■ TASK DIRECTIONS
Set down each entry exactly as given; pictures should not appear in the copy.

■ DATA TO PROCESS

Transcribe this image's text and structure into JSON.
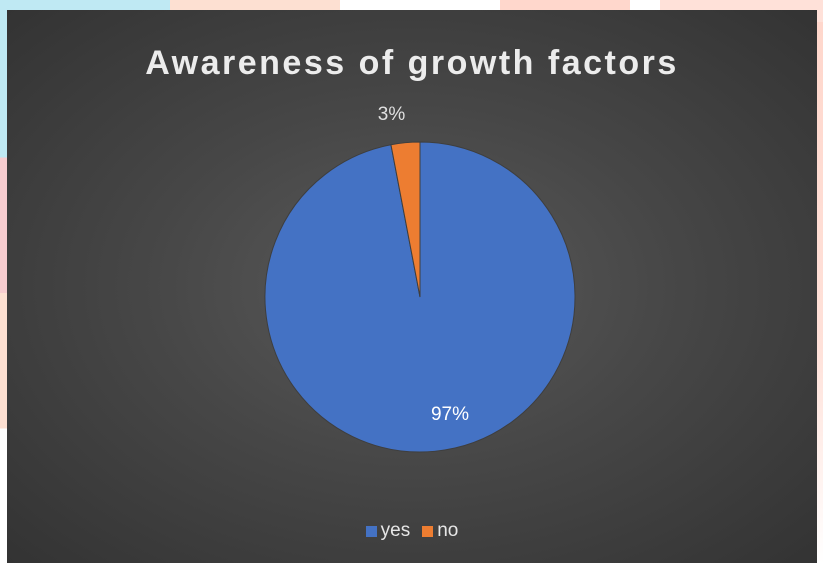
{
  "chart_data": {
    "type": "pie",
    "title": "Awareness of growth factors",
    "categories": [
      "yes",
      "no"
    ],
    "values": [
      97,
      3
    ],
    "data_labels": [
      "97%",
      "3%"
    ],
    "colors": [
      "#4472c4",
      "#ed7d31"
    ],
    "legend_position": "bottom",
    "start_angle": "top, clockwise"
  }
}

■ IN RESPONSE
Transcribe this image's text and structure into JSON.
{
  "chart_data": {
    "type": "pie",
    "title": "Awareness of growth factors",
    "categories": [
      "yes",
      "no"
    ],
    "values": [
      97,
      3
    ],
    "data_labels": [
      "97%",
      "3%"
    ],
    "colors": [
      "#4472c4",
      "#ed7d31"
    ],
    "legend_position": "bottom",
    "start_angle": "top, clockwise"
  }
}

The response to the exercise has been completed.